→ **Stated problem**:
Find each line with the string "coefficient" and report it.

☆ ☆ ☆

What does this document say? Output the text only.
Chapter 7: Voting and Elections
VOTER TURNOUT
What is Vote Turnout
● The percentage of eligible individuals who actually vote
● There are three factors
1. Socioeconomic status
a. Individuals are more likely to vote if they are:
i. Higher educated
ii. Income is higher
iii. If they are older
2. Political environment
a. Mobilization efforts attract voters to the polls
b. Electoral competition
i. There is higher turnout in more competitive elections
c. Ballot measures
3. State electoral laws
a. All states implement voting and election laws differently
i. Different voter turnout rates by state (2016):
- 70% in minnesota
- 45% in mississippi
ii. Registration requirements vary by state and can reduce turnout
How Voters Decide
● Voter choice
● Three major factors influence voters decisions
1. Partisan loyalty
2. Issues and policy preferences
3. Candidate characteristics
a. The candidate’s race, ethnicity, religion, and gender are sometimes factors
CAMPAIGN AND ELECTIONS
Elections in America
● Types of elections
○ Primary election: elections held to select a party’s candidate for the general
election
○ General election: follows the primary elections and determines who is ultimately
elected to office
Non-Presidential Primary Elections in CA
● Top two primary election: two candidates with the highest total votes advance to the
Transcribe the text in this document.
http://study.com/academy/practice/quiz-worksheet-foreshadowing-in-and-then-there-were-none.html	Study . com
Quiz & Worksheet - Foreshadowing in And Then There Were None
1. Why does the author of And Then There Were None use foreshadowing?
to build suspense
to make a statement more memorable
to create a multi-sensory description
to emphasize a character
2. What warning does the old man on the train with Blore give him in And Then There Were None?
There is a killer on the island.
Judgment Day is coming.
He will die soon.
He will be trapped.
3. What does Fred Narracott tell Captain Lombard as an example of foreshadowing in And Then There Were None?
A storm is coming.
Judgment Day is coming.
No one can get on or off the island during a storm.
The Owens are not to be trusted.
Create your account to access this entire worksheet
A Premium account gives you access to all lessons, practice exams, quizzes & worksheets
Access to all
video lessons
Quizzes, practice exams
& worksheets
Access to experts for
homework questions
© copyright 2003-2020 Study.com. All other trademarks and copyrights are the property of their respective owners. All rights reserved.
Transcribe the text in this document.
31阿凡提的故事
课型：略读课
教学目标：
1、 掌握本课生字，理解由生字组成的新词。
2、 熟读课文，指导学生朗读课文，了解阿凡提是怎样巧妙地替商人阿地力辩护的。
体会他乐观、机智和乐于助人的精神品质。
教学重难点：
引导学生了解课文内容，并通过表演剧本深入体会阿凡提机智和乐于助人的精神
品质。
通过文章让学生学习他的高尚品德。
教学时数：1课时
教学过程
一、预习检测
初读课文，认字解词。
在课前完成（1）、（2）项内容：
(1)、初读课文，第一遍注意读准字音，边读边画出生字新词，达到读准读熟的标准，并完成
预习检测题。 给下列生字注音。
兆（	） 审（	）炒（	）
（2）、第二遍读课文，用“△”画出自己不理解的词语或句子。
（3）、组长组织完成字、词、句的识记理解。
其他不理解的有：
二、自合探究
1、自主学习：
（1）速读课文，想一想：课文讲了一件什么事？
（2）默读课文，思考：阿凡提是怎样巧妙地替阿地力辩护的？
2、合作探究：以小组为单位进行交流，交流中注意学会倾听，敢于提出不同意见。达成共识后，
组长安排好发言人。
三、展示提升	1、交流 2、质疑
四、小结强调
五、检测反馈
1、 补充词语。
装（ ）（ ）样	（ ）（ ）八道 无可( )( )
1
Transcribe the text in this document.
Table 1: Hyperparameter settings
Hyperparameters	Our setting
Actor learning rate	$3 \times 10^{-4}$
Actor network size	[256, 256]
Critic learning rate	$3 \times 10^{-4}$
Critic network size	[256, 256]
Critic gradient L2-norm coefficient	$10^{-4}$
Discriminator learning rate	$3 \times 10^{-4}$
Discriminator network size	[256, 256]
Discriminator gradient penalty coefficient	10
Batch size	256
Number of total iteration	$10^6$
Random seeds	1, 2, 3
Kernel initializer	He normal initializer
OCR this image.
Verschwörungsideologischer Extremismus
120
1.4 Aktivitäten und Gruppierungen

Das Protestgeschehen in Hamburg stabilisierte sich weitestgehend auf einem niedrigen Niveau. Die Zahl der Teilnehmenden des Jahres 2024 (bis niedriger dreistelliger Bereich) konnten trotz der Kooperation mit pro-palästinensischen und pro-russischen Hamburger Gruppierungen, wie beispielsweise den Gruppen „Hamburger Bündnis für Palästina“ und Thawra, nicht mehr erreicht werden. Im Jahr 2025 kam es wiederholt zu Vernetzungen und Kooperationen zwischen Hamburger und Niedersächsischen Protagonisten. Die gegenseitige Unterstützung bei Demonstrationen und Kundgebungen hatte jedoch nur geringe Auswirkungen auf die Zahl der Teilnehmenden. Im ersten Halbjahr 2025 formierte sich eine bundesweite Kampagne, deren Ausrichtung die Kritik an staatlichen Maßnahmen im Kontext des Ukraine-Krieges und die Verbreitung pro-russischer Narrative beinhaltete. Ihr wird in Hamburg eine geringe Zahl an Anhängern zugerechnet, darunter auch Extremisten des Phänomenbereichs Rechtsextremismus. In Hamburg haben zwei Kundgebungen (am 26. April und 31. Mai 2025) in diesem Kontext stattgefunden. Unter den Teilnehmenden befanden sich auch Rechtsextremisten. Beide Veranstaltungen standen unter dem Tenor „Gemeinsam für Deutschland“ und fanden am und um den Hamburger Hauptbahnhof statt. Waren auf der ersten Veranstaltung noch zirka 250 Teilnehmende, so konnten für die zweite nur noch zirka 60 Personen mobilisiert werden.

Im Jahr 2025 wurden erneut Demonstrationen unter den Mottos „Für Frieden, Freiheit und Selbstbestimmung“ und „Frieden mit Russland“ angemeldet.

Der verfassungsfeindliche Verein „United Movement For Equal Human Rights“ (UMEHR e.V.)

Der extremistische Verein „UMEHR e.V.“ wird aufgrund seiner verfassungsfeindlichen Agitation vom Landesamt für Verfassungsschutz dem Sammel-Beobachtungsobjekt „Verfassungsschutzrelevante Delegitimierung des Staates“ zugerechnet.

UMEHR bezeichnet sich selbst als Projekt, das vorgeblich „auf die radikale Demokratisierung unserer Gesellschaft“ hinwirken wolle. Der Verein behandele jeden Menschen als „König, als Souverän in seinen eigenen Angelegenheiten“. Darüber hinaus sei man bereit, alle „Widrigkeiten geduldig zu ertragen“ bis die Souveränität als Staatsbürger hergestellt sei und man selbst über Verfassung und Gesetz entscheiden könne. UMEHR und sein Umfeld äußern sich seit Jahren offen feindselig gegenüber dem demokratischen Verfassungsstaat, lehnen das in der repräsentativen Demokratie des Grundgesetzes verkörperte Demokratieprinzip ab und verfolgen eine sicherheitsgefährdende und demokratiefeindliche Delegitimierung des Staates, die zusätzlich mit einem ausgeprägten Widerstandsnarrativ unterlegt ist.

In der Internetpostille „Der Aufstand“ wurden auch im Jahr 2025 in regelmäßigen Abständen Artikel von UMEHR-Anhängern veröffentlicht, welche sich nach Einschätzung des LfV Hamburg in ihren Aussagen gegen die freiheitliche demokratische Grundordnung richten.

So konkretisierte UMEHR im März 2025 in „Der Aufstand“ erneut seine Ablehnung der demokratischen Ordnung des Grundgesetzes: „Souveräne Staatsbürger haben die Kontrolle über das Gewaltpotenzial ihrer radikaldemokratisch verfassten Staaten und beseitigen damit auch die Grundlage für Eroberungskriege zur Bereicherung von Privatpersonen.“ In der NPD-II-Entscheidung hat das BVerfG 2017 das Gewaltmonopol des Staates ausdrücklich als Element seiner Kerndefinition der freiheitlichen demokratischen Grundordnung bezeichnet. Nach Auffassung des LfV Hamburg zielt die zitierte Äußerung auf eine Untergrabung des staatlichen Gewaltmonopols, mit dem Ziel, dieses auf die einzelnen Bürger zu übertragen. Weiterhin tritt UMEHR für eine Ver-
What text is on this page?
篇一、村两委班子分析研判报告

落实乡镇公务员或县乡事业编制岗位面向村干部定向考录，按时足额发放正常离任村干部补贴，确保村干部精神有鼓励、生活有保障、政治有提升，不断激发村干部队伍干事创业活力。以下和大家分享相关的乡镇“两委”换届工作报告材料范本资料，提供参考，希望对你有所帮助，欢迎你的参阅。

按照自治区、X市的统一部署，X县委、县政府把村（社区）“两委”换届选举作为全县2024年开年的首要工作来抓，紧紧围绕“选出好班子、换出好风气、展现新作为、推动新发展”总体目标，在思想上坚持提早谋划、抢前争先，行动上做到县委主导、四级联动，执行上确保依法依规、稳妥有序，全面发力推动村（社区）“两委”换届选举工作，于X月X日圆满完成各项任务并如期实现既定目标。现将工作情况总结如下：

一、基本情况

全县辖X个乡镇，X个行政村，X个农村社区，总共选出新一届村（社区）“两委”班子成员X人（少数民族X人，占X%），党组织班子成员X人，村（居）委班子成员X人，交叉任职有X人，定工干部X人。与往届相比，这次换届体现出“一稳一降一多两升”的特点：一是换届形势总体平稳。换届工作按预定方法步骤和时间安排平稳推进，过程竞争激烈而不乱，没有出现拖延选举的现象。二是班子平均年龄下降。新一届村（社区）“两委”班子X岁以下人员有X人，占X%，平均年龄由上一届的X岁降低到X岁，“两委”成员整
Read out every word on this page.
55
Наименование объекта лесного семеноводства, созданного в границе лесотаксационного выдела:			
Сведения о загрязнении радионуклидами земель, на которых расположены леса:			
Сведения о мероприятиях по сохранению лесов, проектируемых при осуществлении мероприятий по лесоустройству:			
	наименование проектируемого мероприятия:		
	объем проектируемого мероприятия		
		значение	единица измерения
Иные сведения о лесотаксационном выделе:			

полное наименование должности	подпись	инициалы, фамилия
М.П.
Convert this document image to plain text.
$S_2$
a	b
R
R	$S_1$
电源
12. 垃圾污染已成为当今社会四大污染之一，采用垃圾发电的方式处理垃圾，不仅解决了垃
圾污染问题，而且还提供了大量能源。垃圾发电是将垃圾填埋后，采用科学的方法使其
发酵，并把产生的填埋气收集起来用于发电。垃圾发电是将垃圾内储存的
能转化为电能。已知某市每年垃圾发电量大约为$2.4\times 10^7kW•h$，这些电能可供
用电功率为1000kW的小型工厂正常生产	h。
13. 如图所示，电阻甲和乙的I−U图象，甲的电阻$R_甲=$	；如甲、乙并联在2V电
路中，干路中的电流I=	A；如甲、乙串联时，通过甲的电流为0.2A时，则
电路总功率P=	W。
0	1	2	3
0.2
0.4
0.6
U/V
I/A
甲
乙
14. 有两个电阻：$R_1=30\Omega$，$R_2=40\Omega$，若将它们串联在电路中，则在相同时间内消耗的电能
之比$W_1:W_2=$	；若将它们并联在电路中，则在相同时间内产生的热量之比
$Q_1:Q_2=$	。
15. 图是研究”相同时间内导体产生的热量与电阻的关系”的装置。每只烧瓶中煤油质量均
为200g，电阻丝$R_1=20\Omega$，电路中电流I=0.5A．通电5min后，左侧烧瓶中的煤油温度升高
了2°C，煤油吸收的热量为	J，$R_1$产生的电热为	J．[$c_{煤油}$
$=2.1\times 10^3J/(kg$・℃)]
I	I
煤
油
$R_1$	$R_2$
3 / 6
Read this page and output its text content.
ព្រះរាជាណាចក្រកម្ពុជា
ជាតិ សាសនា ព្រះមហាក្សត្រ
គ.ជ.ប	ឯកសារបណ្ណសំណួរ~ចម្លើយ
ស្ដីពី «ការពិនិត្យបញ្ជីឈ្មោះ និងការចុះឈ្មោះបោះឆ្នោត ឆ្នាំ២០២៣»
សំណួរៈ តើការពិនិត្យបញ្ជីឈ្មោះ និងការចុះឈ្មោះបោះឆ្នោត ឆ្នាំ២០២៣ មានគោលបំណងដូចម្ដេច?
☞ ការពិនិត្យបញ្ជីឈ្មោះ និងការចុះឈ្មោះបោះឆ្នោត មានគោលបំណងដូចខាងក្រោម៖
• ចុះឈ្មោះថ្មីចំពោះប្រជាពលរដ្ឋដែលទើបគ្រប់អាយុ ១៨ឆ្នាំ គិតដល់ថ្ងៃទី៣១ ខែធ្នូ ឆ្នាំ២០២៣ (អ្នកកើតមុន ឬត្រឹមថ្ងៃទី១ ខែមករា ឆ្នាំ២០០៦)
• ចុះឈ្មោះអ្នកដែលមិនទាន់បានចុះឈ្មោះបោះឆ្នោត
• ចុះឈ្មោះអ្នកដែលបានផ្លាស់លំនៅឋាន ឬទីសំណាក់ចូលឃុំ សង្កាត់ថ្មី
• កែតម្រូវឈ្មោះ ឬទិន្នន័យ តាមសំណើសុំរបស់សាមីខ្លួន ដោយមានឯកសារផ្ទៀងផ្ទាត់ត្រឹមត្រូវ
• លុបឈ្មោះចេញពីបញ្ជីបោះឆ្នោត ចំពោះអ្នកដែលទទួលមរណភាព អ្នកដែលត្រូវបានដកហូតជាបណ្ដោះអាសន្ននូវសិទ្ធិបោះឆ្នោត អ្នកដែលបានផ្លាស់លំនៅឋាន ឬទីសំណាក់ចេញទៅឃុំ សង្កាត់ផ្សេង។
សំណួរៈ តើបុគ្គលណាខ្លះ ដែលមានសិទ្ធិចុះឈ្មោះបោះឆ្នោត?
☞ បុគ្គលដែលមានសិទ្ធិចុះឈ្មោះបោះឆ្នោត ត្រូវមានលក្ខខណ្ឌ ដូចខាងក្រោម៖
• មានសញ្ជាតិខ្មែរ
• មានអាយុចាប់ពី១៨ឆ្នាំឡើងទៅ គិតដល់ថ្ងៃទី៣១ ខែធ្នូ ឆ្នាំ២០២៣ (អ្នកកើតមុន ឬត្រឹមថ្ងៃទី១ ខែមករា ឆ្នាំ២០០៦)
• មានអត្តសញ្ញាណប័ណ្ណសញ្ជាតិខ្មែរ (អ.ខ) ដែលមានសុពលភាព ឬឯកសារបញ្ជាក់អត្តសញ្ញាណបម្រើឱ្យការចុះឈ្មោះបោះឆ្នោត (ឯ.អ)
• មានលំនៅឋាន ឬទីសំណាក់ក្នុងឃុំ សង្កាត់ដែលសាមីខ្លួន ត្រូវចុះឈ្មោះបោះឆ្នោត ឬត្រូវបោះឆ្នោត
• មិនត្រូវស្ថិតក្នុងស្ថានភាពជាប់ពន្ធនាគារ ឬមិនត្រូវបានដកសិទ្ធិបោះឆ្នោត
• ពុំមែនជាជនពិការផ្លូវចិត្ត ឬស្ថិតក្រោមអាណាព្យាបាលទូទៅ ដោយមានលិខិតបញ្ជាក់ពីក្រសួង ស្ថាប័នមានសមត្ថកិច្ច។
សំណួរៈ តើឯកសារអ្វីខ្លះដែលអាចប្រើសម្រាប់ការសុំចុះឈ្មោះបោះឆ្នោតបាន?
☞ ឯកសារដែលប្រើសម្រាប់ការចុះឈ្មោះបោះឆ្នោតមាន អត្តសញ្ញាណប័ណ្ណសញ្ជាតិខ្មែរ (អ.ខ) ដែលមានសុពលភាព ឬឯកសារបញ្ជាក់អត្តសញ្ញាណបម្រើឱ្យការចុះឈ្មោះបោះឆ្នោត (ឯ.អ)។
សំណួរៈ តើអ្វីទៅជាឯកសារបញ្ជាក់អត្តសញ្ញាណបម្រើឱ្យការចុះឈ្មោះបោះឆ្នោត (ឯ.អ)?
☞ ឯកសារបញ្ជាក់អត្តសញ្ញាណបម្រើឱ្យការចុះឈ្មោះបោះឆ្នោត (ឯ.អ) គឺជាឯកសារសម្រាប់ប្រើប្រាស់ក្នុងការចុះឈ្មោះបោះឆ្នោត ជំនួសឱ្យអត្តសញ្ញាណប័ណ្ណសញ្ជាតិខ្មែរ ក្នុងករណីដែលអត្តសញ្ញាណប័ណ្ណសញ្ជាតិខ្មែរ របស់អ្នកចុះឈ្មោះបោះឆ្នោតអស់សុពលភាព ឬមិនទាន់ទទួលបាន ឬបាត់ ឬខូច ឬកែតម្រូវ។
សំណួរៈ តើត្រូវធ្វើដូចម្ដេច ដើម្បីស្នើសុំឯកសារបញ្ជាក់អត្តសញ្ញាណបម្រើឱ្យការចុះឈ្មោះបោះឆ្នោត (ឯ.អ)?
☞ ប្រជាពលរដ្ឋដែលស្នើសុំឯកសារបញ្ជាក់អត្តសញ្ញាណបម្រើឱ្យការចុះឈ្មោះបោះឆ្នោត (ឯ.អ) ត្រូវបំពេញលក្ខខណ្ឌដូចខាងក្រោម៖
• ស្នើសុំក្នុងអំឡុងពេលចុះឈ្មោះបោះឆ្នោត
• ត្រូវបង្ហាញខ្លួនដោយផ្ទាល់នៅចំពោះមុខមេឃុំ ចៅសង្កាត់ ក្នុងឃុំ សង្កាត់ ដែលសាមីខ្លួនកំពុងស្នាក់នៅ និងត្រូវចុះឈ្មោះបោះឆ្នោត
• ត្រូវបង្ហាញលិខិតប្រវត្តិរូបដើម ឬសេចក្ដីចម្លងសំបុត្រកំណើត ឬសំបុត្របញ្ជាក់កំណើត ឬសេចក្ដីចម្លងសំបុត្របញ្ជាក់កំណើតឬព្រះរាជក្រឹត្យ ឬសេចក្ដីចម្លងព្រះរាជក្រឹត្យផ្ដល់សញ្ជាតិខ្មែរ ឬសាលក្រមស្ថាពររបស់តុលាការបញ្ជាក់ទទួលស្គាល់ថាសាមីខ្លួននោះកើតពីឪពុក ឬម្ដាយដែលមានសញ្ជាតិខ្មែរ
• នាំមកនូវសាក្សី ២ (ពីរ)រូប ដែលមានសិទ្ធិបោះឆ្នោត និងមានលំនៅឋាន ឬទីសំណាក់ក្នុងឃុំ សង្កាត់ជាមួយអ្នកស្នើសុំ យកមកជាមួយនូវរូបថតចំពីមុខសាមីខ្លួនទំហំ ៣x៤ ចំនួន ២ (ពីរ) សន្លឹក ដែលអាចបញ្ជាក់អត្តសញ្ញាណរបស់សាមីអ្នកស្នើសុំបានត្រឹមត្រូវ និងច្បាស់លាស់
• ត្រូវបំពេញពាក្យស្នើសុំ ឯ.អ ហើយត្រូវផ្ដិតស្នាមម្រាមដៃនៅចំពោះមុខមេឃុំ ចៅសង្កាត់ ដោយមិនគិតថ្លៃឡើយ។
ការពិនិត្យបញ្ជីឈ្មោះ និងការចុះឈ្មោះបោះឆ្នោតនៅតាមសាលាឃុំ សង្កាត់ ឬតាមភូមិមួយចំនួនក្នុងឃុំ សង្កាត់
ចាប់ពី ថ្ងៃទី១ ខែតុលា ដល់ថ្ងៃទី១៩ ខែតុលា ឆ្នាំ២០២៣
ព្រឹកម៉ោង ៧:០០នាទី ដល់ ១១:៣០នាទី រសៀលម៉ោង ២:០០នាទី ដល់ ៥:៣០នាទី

☆ ☆ ☆

→ **Response for this exercise**:
Critic gradient L2-norm coefficient	$10^{-4}$
Discriminator gradient penalty coefficient	10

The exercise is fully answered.